The exercise: Copy each line of the entries that contains the word "play".

The records:

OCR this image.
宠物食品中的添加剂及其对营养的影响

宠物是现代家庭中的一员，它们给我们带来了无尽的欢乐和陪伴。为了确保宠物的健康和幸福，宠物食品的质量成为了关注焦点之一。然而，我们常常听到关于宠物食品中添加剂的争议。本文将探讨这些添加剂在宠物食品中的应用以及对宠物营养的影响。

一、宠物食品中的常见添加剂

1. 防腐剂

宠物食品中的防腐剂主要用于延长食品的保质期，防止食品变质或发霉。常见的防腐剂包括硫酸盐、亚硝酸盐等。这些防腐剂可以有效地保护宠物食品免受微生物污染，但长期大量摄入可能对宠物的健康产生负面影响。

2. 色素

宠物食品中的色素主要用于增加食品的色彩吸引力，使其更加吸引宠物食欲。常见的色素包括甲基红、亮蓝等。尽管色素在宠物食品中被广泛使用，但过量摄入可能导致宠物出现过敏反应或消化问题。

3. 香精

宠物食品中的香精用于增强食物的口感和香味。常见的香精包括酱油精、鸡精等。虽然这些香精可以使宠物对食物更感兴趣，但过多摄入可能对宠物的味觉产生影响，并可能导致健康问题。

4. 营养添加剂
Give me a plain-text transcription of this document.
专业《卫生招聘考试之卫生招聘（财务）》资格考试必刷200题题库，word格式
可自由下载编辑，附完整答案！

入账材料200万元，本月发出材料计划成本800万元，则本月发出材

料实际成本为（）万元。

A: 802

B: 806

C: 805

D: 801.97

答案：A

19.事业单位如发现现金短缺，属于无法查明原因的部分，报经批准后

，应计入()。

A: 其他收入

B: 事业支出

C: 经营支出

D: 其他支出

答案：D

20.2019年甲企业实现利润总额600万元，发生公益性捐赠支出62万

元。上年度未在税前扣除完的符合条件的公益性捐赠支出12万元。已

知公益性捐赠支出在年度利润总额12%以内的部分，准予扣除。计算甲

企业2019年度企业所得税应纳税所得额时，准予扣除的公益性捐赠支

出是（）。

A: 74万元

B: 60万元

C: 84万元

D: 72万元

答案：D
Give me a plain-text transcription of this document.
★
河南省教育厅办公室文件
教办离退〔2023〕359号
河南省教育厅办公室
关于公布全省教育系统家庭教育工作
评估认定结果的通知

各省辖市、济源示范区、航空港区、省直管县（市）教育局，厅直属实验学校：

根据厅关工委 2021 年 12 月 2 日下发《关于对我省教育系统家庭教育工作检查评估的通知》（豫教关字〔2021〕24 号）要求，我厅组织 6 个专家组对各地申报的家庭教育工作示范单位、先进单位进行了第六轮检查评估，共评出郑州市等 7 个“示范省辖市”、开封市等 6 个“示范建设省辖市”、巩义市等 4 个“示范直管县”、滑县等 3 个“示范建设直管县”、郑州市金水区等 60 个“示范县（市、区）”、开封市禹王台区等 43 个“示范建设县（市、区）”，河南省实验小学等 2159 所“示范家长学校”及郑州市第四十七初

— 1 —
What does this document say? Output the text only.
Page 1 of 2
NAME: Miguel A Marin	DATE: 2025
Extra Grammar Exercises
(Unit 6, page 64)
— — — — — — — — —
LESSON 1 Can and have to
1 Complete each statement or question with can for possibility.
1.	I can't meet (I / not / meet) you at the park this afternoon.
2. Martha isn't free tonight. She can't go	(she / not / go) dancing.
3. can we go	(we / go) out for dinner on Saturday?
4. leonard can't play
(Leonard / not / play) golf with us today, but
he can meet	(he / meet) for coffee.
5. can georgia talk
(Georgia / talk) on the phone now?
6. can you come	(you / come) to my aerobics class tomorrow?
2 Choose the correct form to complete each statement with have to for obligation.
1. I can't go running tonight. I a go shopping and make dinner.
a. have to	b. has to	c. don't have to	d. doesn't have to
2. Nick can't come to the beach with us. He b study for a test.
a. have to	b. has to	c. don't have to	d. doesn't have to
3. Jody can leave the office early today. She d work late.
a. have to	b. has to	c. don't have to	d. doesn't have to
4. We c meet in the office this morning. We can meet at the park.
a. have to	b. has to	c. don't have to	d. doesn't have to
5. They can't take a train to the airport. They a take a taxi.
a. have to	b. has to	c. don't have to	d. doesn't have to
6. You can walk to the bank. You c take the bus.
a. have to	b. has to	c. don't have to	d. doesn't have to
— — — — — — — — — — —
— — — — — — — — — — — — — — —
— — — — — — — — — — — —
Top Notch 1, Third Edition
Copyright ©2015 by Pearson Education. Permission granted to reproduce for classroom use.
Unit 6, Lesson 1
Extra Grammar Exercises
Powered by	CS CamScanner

Solution to this task:
4. leonard can't play
(Leonard / not / play) golf with us today, but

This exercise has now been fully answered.